-- BEGIN PROVIDED RECORDS --

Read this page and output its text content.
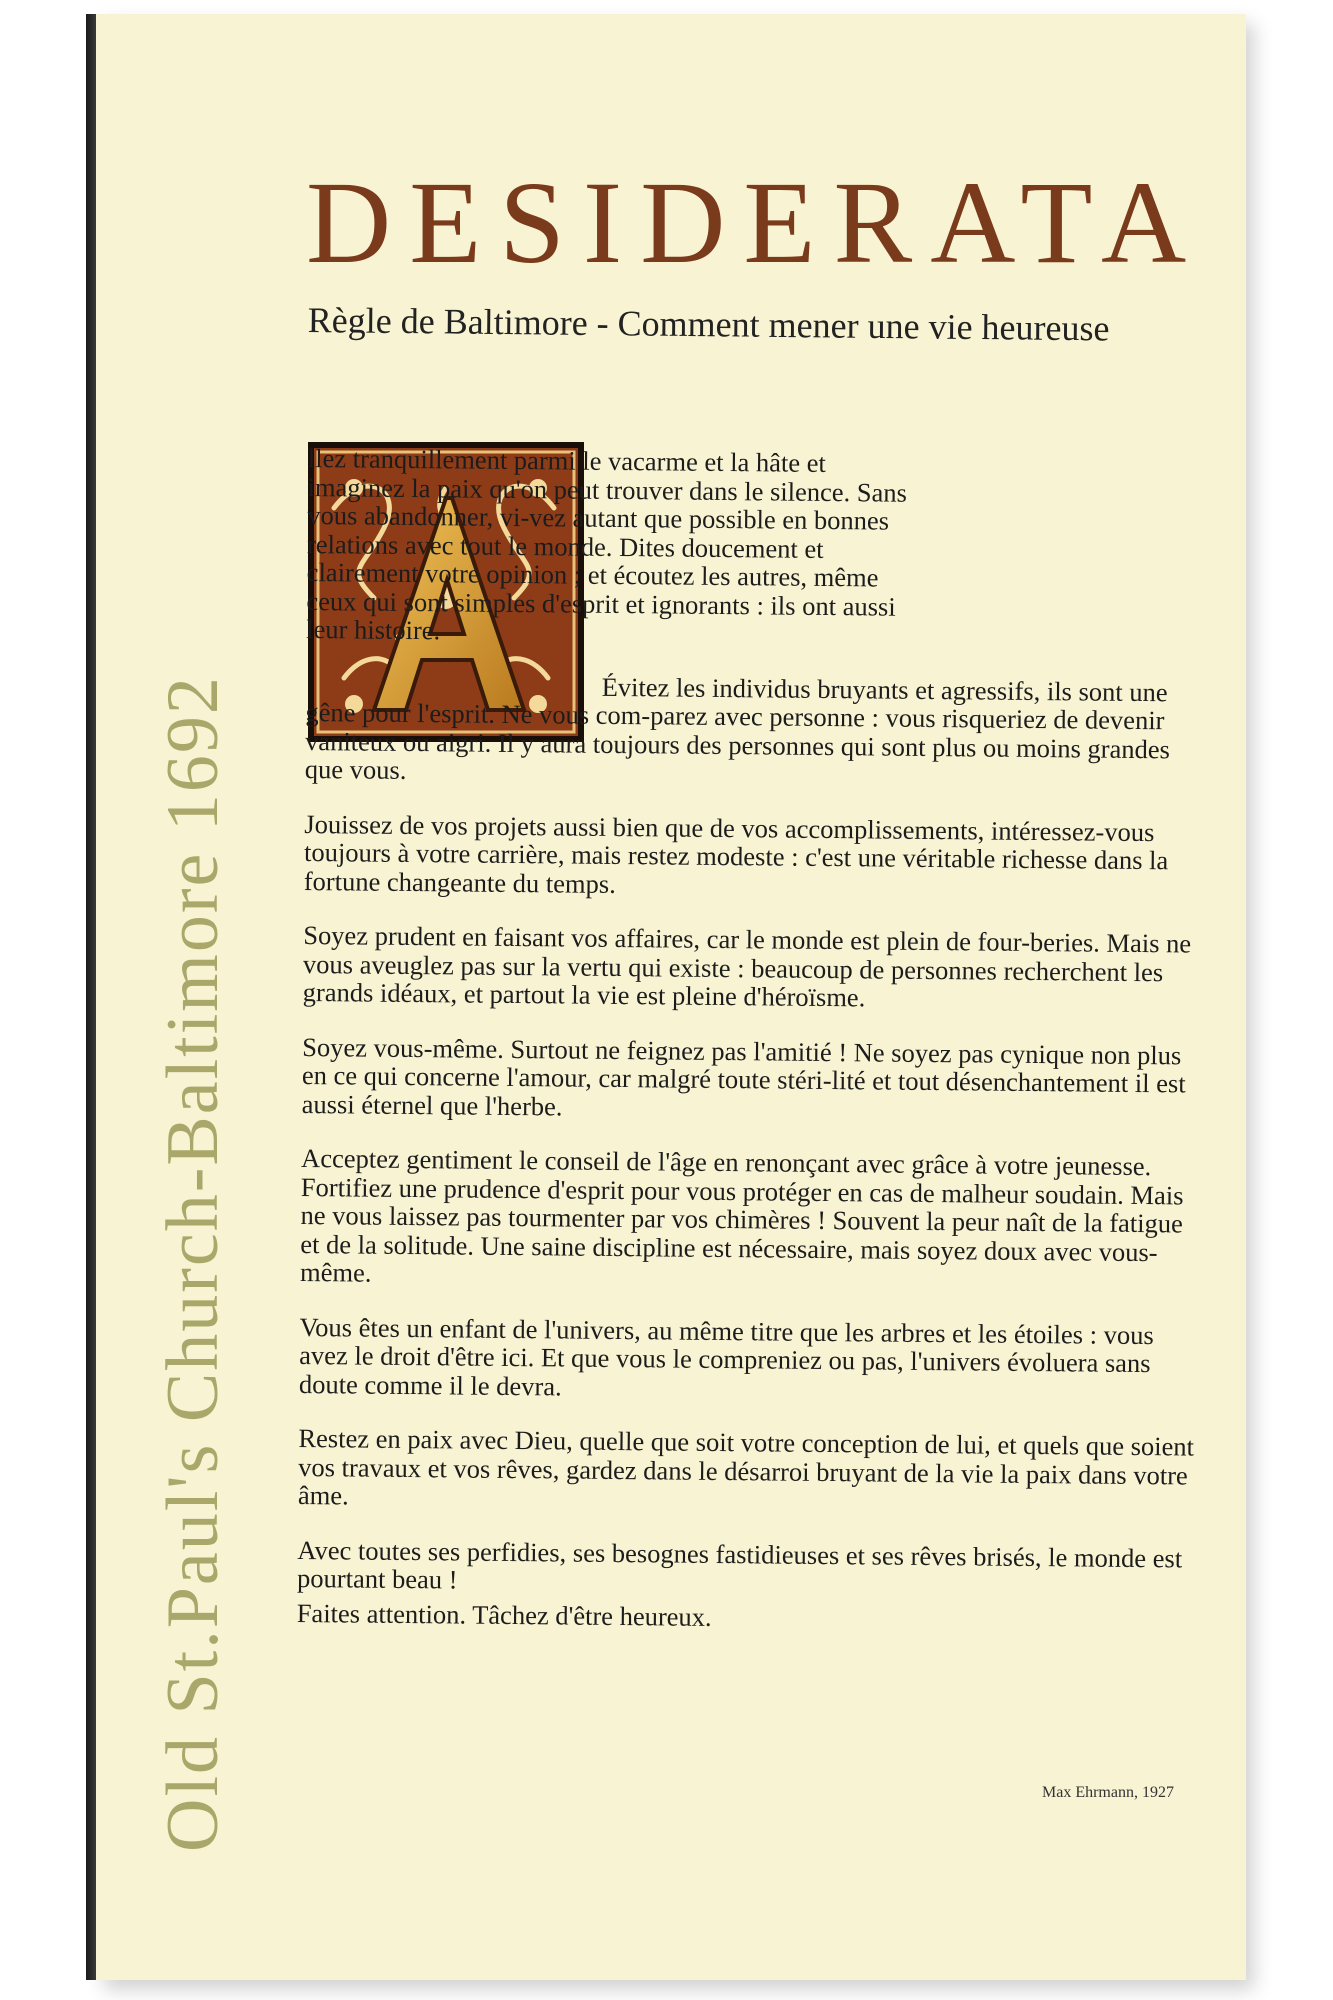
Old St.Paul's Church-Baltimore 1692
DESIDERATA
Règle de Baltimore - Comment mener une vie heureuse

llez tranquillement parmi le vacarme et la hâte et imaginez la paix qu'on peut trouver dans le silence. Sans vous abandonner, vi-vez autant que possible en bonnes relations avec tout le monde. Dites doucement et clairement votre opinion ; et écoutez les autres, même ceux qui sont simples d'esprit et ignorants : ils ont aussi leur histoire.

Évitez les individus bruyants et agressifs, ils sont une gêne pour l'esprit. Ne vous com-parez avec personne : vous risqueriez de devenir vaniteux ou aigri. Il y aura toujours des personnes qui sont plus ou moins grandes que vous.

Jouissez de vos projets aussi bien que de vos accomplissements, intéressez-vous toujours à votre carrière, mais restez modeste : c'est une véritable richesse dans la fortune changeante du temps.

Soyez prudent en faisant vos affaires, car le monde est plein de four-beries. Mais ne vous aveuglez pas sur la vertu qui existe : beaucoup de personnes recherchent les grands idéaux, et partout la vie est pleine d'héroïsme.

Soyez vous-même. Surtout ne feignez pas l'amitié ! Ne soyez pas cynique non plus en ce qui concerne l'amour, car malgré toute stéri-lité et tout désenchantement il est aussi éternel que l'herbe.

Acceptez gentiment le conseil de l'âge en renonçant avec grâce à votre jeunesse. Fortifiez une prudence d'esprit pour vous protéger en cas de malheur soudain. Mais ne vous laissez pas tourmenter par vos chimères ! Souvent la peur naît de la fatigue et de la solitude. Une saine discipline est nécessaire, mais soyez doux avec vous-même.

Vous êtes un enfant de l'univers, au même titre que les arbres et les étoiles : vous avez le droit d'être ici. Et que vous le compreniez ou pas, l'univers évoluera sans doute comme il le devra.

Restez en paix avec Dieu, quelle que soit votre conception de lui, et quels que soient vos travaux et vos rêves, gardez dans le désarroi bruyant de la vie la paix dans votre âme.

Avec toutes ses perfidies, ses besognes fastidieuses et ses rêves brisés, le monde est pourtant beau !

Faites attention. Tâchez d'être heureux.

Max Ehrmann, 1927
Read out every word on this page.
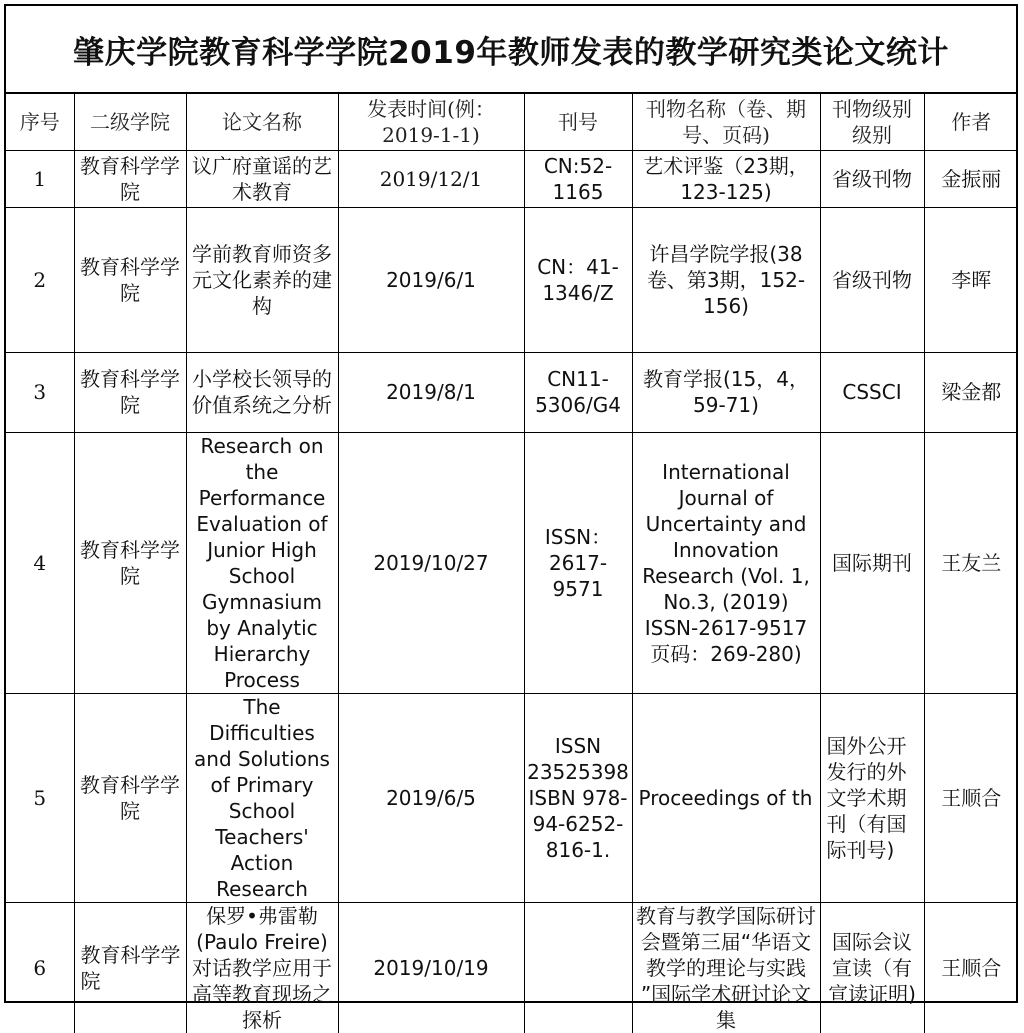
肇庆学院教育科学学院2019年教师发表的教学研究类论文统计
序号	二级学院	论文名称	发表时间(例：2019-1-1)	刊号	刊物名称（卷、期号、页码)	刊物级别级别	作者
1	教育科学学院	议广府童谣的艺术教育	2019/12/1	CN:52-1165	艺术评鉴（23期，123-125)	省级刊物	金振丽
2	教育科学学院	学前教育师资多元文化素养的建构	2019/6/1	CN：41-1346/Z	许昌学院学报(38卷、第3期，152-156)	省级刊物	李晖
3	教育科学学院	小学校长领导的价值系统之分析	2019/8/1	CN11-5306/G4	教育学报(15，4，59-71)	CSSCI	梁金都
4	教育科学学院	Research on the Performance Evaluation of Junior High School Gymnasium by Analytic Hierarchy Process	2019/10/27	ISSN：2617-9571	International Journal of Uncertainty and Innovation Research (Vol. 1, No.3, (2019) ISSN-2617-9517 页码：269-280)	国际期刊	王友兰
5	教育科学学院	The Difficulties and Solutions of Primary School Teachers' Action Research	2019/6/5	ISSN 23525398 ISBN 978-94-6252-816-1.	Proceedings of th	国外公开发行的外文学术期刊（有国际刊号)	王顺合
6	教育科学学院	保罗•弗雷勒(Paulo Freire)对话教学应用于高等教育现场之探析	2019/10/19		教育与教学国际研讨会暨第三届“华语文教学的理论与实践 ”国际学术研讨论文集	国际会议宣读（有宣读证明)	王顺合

-- END PROVIDED RECORDS --

_WORK TO COMPLETE_
Gather every line containing the word "Read" and copy it.

_ANSWER FOR THE TASK_
Read this page and output its text content.
Read out every word on this page.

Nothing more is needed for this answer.